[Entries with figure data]

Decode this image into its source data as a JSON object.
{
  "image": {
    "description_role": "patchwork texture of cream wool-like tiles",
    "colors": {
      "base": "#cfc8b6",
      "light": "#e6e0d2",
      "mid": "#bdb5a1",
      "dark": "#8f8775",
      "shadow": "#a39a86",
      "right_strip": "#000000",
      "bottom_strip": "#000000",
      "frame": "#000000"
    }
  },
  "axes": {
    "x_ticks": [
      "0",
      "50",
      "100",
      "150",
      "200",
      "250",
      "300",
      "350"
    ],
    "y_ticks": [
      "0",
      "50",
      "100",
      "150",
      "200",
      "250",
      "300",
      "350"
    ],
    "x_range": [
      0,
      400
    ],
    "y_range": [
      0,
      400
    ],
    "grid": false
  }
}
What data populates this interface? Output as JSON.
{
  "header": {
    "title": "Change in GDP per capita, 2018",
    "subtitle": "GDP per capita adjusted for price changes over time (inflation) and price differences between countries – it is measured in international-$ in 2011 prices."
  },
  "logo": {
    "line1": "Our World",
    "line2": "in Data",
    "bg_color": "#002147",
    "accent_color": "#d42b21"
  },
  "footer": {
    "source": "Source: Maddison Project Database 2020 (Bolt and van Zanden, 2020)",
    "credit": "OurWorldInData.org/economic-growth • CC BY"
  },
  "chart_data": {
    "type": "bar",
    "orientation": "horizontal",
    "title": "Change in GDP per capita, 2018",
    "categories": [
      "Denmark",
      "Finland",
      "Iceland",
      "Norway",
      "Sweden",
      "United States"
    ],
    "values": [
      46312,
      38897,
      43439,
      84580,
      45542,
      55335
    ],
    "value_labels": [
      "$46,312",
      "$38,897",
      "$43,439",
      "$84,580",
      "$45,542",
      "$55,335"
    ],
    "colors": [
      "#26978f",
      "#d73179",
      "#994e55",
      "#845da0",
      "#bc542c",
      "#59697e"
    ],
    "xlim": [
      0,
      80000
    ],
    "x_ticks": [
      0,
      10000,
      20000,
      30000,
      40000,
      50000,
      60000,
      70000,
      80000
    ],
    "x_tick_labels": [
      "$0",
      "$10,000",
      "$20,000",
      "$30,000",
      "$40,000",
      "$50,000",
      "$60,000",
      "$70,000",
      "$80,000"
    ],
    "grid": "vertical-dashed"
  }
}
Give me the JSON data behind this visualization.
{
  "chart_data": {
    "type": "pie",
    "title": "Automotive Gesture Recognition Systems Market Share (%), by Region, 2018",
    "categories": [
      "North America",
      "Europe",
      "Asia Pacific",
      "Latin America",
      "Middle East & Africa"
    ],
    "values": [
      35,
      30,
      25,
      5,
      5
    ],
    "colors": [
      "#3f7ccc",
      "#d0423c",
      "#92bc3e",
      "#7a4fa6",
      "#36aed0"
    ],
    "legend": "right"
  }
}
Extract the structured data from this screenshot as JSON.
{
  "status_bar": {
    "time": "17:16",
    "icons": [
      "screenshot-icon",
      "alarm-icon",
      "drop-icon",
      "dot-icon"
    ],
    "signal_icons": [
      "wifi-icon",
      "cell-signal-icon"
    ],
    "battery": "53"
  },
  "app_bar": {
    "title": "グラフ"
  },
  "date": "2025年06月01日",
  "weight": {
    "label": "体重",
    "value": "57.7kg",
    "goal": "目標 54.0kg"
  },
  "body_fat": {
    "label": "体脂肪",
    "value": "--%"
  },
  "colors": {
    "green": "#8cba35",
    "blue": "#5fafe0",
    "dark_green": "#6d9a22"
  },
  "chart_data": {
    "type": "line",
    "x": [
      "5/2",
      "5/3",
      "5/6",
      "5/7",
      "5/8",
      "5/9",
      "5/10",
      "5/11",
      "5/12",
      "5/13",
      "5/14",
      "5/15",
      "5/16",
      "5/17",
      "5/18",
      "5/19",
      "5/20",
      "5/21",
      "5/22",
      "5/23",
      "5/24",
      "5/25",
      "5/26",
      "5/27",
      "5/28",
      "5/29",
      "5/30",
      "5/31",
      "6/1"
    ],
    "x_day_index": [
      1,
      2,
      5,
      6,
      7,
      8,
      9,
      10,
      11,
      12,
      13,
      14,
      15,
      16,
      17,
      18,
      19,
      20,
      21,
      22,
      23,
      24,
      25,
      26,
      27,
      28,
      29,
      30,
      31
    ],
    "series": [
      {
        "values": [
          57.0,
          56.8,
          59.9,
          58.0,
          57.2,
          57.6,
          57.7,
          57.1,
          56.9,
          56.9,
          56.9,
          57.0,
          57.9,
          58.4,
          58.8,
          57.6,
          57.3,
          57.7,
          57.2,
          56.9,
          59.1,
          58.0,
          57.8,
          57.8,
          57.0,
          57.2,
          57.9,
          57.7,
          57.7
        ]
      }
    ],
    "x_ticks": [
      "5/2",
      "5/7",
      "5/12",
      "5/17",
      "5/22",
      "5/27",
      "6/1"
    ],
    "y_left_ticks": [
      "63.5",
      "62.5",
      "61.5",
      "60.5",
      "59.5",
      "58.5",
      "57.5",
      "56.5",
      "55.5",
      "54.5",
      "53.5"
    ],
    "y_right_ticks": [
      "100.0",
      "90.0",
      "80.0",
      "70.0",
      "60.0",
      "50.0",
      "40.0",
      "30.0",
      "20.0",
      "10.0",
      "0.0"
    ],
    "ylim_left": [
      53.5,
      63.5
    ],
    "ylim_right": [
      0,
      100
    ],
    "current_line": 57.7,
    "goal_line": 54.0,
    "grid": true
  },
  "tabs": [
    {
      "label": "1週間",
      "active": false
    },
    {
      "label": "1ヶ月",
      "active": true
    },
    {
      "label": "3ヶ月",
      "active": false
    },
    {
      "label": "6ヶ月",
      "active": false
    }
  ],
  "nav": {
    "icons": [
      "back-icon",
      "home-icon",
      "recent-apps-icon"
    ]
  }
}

Task instructions =
Within the data above, pick out all lines holding the word "this".

The response =
Decode this image into its source data as a JSON object.
What data populates this interface? Output as JSON.
Give me the JSON data behind this visualization.
Extract the structured data from this screenshot as JSON.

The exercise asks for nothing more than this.